Excerpt from a dataset:
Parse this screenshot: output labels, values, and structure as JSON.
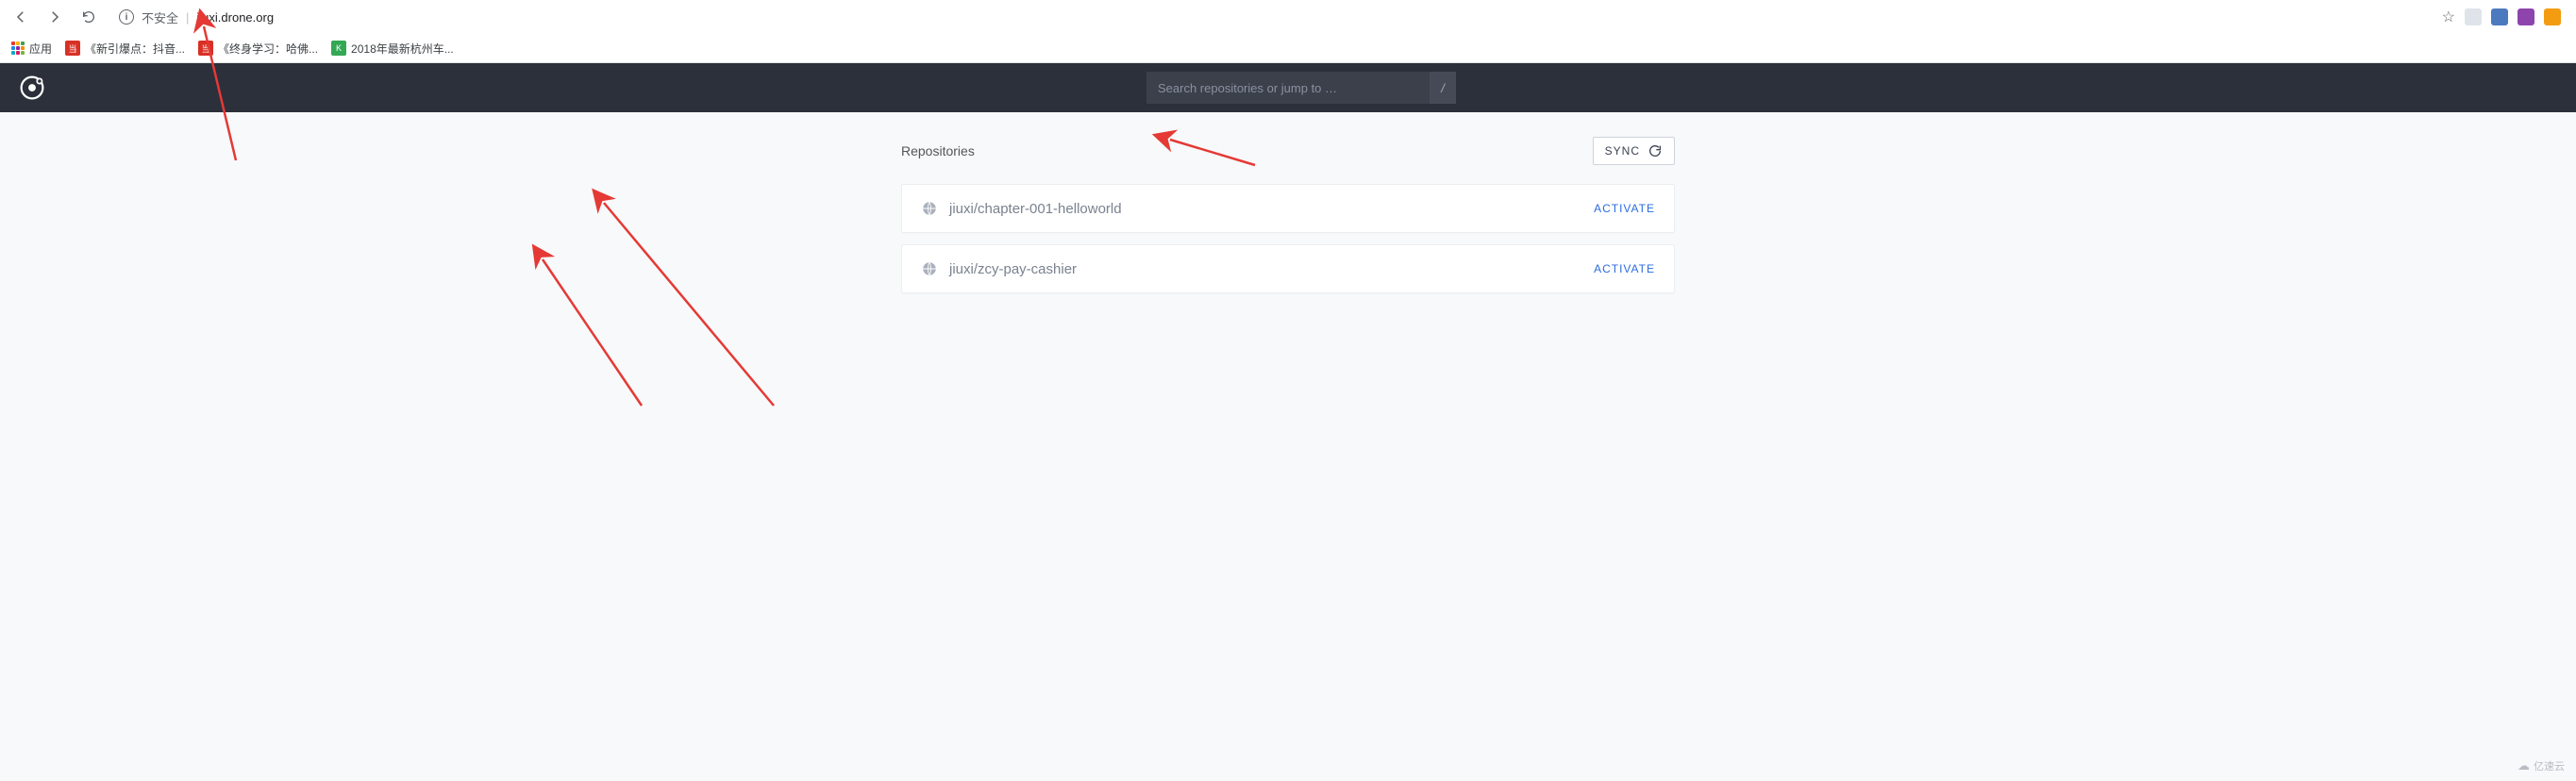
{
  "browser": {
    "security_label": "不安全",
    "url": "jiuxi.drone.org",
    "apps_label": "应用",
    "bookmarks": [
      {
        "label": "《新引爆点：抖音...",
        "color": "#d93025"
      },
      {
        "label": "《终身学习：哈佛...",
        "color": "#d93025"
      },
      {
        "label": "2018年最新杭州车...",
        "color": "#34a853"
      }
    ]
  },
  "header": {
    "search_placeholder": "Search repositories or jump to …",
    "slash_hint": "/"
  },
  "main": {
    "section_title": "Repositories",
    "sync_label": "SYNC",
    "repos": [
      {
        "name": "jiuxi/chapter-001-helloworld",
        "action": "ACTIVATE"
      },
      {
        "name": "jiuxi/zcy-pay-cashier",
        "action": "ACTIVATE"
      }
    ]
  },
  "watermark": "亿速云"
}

Exercise:
Tally how many lines of the material contain the word "jiuxi". The answer must be the number and nothing else.

Solution for this task:
3